══ TASK MATERIAL

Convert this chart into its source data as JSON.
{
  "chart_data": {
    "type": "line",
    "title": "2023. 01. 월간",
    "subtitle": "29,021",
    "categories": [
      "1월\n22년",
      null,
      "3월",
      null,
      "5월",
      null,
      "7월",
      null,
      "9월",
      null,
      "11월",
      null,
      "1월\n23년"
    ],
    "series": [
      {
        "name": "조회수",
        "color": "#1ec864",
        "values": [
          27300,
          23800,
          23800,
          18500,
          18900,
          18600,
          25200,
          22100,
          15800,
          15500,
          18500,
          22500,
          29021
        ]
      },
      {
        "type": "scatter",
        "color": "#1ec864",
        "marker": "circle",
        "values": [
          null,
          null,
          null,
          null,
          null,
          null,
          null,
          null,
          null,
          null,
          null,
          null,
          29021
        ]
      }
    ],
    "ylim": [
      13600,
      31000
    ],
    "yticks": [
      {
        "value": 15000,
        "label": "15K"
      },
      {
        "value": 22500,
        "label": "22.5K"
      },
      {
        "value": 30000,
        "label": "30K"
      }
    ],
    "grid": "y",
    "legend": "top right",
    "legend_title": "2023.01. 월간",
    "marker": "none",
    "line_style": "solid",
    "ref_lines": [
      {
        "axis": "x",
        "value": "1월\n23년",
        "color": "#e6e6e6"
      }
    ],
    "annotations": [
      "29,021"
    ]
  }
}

════

— CHALLENGE —
Print the whole listing exactly as it is.

— SOLUTION —
Convert this chart into its source data as JSON.
{
  "chart_data": {
    "type": "line",
    "title": "2023. 01. 월간",
    "subtitle": "29,021",
    "categories": [
      "1월\n22년",
      null,
      "3월",
      null,
      "5월",
      null,
      "7월",
      null,
      "9월",
      null,
      "11월",
      null,
      "1월\n23년"
    ],
    "series": [
      {
        "name": "조회수",
        "color": "#1ec864",
        "values": [
          27300,
          23800,
          23800,
          18500,
          18900,
          18600,
          25200,
          22100,
          15800,
          15500,
          18500,
          22500,
          29021
        ]
      },
      {
        "type": "scatter",
        "color": "#1ec864",
        "marker": "circle",
        "values": [
          null,
          null,
          null,
          null,
          null,
          null,
          null,
          null,
          null,
          null,
          null,
          null,
          29021
        ]
      }
    ],
    "ylim": [
      13600,
      31000
    ],
    "yticks": [
      {
        "value": 15000,
        "label": "15K"
      },
      {
        "value": 22500,
        "label": "22.5K"
      },
      {
        "value": 30000,
        "label": "30K"
      }
    ],
    "grid": "y",
    "legend": "top right",
    "legend_title": "2023.01. 월간",
    "marker": "none",
    "line_style": "solid",
    "ref_lines": [
      {
        "axis": "x",
        "value": "1월\n23년",
        "color": "#e6e6e6"
      }
    ],
    "annotations": [
      "29,021"
    ]
  }
}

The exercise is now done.